* BEGIN *

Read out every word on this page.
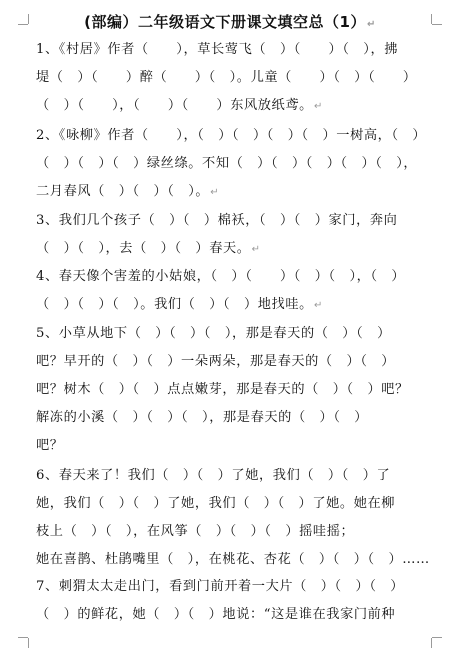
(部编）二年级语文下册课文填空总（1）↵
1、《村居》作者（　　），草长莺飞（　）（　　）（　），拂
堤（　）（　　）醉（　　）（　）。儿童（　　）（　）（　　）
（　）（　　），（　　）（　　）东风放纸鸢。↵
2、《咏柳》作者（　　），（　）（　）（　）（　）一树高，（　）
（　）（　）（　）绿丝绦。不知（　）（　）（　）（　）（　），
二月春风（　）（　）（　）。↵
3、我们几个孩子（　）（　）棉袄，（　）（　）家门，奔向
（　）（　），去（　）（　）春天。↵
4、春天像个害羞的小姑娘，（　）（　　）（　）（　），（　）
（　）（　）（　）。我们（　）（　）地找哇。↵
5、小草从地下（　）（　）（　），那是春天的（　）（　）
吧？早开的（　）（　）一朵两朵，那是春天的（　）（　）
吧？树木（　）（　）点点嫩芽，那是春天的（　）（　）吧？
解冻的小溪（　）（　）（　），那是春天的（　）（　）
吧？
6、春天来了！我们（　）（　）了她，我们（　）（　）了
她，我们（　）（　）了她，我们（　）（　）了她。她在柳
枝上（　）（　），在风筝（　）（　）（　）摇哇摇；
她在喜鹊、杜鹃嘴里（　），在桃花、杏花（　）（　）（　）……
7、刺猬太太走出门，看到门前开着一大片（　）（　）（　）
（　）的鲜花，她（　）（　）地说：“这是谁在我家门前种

* END *

## [Written problem]
Copy each line in full and exactly, omitting any picture.

## [Final result]
Read out every word on this page.
(部编）二年级语文下册课文填空总（1）↵
1、《村居》作者（　　），草长莺飞（　）（　　）（　），拂
堤（　）（　　）醉（　　）（　）。儿童（　　）（　）（　　）
（　）（　　），（　　）（　　）东风放纸鸢。↵
2、《咏柳》作者（　　），（　）（　）（　）（　）一树高，（　）
（　）（　）（　）绿丝绦。不知（　）（　）（　）（　）（　），
二月春风（　）（　）（　）。↵
3、我们几个孩子（　）（　）棉袄，（　）（　）家门，奔向
（　）（　），去（　）（　）春天。↵
4、春天像个害羞的小姑娘，（　）（　　）（　）（　），（　）
（　）（　）（　）。我们（　）（　）地找哇。↵
5、小草从地下（　）（　）（　），那是春天的（　）（　）
吧？早开的（　）（　）一朵两朵，那是春天的（　）（　）
吧？树木（　）（　）点点嫩芽，那是春天的（　）（　）吧？
解冻的小溪（　）（　）（　），那是春天的（　）（　）
吧？
6、春天来了！我们（　）（　）了她，我们（　）（　）了
她，我们（　）（　）了她，我们（　）（　）了她。她在柳
枝上（　）（　），在风筝（　）（　）（　）摇哇摇；
她在喜鹊、杜鹃嘴里（　），在桃花、杏花（　）（　）（　）……
7、刺猬太太走出门，看到门前开着一大片（　）（　）（　）
（　）的鲜花，她（　）（　）地说：“这是谁在我家门前种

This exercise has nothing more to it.